- What the exercise asks -
Reproduce the records below exactly as they appear.

====== Data for processing

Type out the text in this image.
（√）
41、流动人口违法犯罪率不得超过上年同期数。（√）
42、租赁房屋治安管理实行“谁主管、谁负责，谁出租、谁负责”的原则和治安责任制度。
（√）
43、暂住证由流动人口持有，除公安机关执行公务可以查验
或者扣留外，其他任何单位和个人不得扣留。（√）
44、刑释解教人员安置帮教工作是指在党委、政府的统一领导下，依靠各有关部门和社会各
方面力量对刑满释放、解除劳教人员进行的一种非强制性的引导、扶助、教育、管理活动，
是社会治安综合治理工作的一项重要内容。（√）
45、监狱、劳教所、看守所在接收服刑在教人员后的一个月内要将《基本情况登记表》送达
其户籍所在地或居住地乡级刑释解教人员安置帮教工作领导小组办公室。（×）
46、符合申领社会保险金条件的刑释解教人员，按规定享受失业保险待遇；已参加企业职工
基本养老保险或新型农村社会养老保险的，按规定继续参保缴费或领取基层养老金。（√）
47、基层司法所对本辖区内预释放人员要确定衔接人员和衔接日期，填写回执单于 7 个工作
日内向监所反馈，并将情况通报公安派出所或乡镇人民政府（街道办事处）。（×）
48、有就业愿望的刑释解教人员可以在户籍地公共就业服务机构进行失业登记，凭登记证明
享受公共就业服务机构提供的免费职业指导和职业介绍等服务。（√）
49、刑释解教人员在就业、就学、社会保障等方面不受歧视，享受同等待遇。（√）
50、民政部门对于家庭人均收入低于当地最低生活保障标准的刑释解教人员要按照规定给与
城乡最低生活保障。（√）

============

- Correct response -
Type out the text in this image.
（√）
41、流动人口违法犯罪率不得超过上年同期数。（√）
42、租赁房屋治安管理实行“谁主管、谁负责，谁出租、谁负责”的原则和治安责任制度。
（√）
43、暂住证由流动人口持有，除公安机关执行公务可以查验
或者扣留外，其他任何单位和个人不得扣留。（√）
44、刑释解教人员安置帮教工作是指在党委、政府的统一领导下，依靠各有关部门和社会各
方面力量对刑满释放、解除劳教人员进行的一种非强制性的引导、扶助、教育、管理活动，
是社会治安综合治理工作的一项重要内容。（√）
45、监狱、劳教所、看守所在接收服刑在教人员后的一个月内要将《基本情况登记表》送达
其户籍所在地或居住地乡级刑释解教人员安置帮教工作领导小组办公室。（×）
46、符合申领社会保险金条件的刑释解教人员，按规定享受失业保险待遇；已参加企业职工
基本养老保险或新型农村社会养老保险的，按规定继续参保缴费或领取基层养老金。（√）
47、基层司法所对本辖区内预释放人员要确定衔接人员和衔接日期，填写回执单于 7 个工作
日内向监所反馈，并将情况通报公安派出所或乡镇人民政府（街道办事处）。（×）
48、有就业愿望的刑释解教人员可以在户籍地公共就业服务机构进行失业登记，凭登记证明
享受公共就业服务机构提供的免费职业指导和职业介绍等服务。（√）
49、刑释解教人员在就业、就学、社会保障等方面不受歧视，享受同等待遇。（√）
50、民政部门对于家庭人均收入低于当地最低生活保障标准的刑释解教人员要按照规定给与
城乡最低生活保障。（√）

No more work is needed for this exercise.